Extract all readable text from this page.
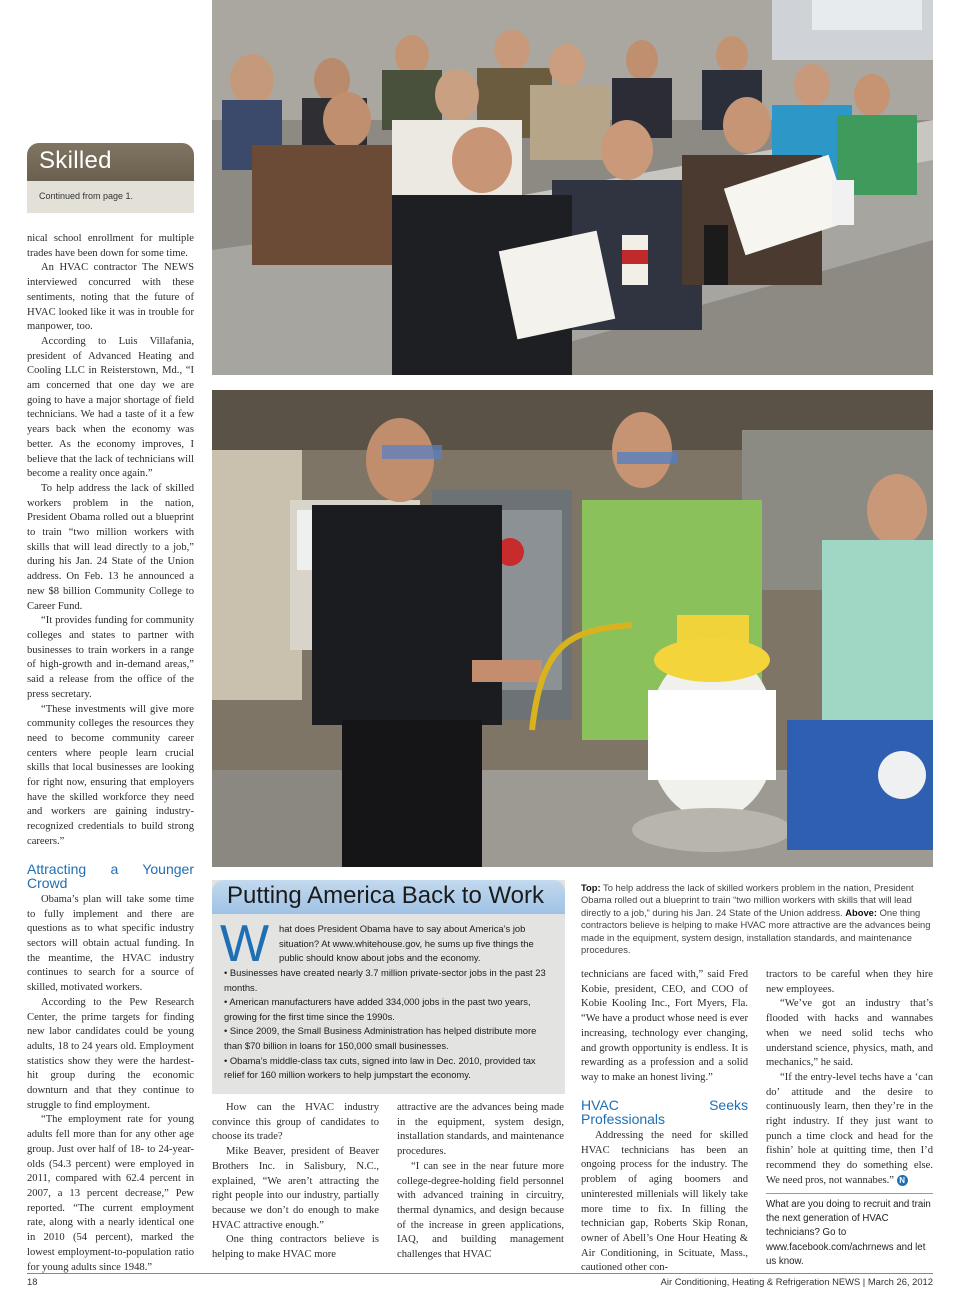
Skilled
Continued from page 1.

nical school enrollment for multiple trades have been down for some time.

An HVAC contractor The NEWS interviewed concurred with these sentiments, noting that the future of HVAC looked like it was in trouble for manpower, too.

According to Luis Villafania, president of Advanced Heating and Cooling LLC in Reisterstown, Md., “I am concerned that one day we are going to have a major shortage of field technicians. We had a taste of it a few years back when the economy was better. As the economy improves, I believe that the lack of technicians will become a reality once again.”

To help address the lack of skilled workers problem in the nation, President Obama rolled out a blueprint to train “two million workers with skills that will lead directly to a job,” during his Jan. 24 State of the Union address. On Feb. 13 he announced a new $8 billion Community College to Career Fund.

“It provides funding for community colleges and states to partner with businesses to train workers in a range of high-growth and in-demand areas,” said a release from the office of the press secretary.

“These investments will give more community colleges the resources they need to become community career centers where people learn crucial skills that local businesses are looking for right now, ensuring that employers have the skilled workforce they need and workers are gaining industry-recognized credentials to build strong careers.”

Attracting a Younger Crowd

Obama’s plan will take some time to fully implement and there are questions as to what specific industry sectors will obtain actual funding. In the meantime, the HVAC industry continues to search for a source of skilled, motivated workers.

According to the Pew Research Center, the prime targets for finding new labor candidates could be young adults, 18 to 24 years old. Employment statistics show they were the hardest-hit group during the economic downturn and that they continue to struggle to find employment.

“The employment rate for young adults fell more than for any other age group. Just over half of 18- to 24-year-olds (54.3 percent) were employed in 2011, compared with 62.4 percent in 2007, a 13 percent decrease,” Pew reported. “The current employment rate, along with a nearly identical one in 2010 (54 percent), marked the lowest employment-to-population ratio for young adults since 1948.”

Putting America Back to Work
W hat does President Obama have to say about America’s job situation? At www.whitehouse.gov, he sums up five things the public should know about jobs and the economy.
• Businesses have created nearly 3.7 million private-sector jobs in the past 23 months.
• American manufacturers have added 334,000 jobs in the past two years, growing for the first time since the 1990s.
• Since 2009, the Small Business Administration has helped distribute more than $70 billion in loans for 150,000 small businesses.
• Obama’s middle-class tax cuts, signed into law in Dec. 2010, provided tax relief for 160 million workers to help jumpstart the economy.
Top: To help address the lack of skilled workers problem in the nation, President Obama rolled out a blueprint to train “two million workers with skills that will lead directly to a job,” during his Jan. 24 State of the Union address. Above: One thing contractors believe is helping to make HVAC more attractive are the advances being made in the equipment, system design, installation standards, and maintenance procedures.

How can the HVAC industry convince this group of candidates to choose its trade?

Mike Beaver, president of Beaver Brothers Inc. in Salisbury, N.C., explained, “We aren’t attracting the right people into our industry, partially because we don’t do enough to make HVAC attractive enough.”

One thing contractors believe is helping to make HVAC more

attractive are the advances being made in the equipment, system design, installation standards, and maintenance procedures.

“I can see in the near future more college-degree-holding field personnel with advanced training in circuitry, thermal dynamics, and design because of the increase in green applications, IAQ, and building management challenges that HVAC

technicians are faced with,” said Fred Kobie, president, CEO, and COO of Kobie Kooling Inc., Fort Myers, Fla. “We have a product whose need is ever increasing, technology ever changing, and growth opportunity is endless. It is rewarding as a profession and a solid way to make an honest living.”

HVAC Seeks Professionals

Addressing the need for skilled HVAC technicians has been an ongoing process for the industry. The problem of aging boomers and uninterested millenials will likely take more time to fix. In filling the technician gap, Roberts Skip Ronan, owner of Abell’s One Hour Heating & Air Conditioning, in Scituate, Mass., cautioned other con-

tractors to be careful when they hire new employees.

“We’ve got an industry that’s flooded with hacks and wannabes when we need solid techs who understand science, physics, math, and mechanics,” he said.

“If the entry-level techs have a ‘can do’ attitude and the desire to continuously learn, then they’re in the right industry. If they just want to punch a time clock and head for the fishin’ hole at quitting time, then I’d recommend they do something else. We need pros, not wannabes.” N

What are you doing to recruit and train the next generation of HVAC technicians? Go to www.facebook.com/achrnews and let us know.
18	Air Conditioning, Heating & Refrigeration NEWS | March 26, 2012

_____

Instructions for the task:
Using the entries above, find all lines with "past". Copy them.

Response to the exercise:
• Businesses have created nearly 3.7 million private-sector jobs in the past 23 months.
• American manufacturers have added 334,000 jobs in the past two years, growing for the first time since the 1990s.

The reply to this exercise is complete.